>> begin
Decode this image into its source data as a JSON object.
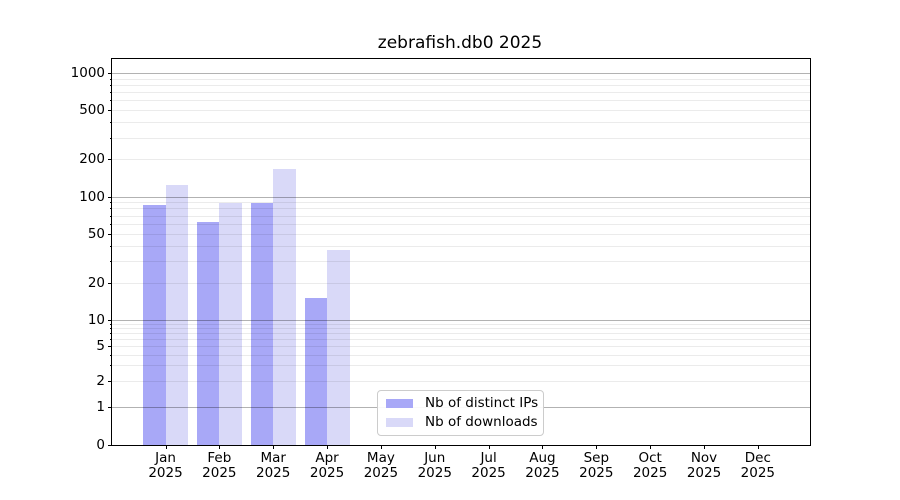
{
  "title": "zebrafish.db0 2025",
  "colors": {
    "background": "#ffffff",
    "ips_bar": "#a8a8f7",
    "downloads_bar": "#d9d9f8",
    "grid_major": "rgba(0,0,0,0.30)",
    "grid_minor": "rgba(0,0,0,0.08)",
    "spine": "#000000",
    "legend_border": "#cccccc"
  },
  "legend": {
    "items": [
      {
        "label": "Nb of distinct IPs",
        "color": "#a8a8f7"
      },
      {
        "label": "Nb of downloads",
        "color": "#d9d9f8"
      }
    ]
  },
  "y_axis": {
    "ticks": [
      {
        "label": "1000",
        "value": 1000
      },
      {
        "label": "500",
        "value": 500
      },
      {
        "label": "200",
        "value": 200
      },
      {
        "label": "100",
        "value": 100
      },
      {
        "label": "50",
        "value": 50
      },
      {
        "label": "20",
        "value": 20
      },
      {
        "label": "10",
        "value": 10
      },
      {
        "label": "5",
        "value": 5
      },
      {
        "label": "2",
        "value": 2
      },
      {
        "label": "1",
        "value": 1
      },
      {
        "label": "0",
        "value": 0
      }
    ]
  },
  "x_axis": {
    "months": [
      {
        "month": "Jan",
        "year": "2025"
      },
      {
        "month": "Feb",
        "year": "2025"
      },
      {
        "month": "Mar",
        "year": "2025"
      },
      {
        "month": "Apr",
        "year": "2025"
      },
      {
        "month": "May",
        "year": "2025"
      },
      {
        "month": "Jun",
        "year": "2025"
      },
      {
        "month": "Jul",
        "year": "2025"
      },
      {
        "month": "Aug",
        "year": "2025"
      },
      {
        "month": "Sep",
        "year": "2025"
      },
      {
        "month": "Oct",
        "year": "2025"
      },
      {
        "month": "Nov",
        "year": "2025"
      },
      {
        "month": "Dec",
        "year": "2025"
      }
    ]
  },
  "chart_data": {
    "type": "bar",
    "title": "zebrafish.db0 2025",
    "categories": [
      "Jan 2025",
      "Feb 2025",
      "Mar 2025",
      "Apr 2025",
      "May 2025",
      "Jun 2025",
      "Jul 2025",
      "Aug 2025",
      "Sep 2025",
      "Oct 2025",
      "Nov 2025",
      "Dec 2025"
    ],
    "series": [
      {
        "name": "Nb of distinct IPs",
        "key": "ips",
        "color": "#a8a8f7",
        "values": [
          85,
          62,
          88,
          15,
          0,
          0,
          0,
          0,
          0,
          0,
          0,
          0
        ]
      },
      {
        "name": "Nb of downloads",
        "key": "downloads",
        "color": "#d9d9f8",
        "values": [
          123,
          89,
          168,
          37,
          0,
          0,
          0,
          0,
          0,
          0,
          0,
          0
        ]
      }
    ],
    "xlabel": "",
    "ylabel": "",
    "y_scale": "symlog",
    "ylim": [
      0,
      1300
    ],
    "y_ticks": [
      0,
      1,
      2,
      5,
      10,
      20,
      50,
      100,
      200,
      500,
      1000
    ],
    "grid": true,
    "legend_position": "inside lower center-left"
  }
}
>> end
**JOB**: In the entries above, find lines with "title" and copy each.

**WRITTEN SOLUTION**:
  "title": "zebrafish.db0 2025",
    "title": "zebrafish.db0 2025",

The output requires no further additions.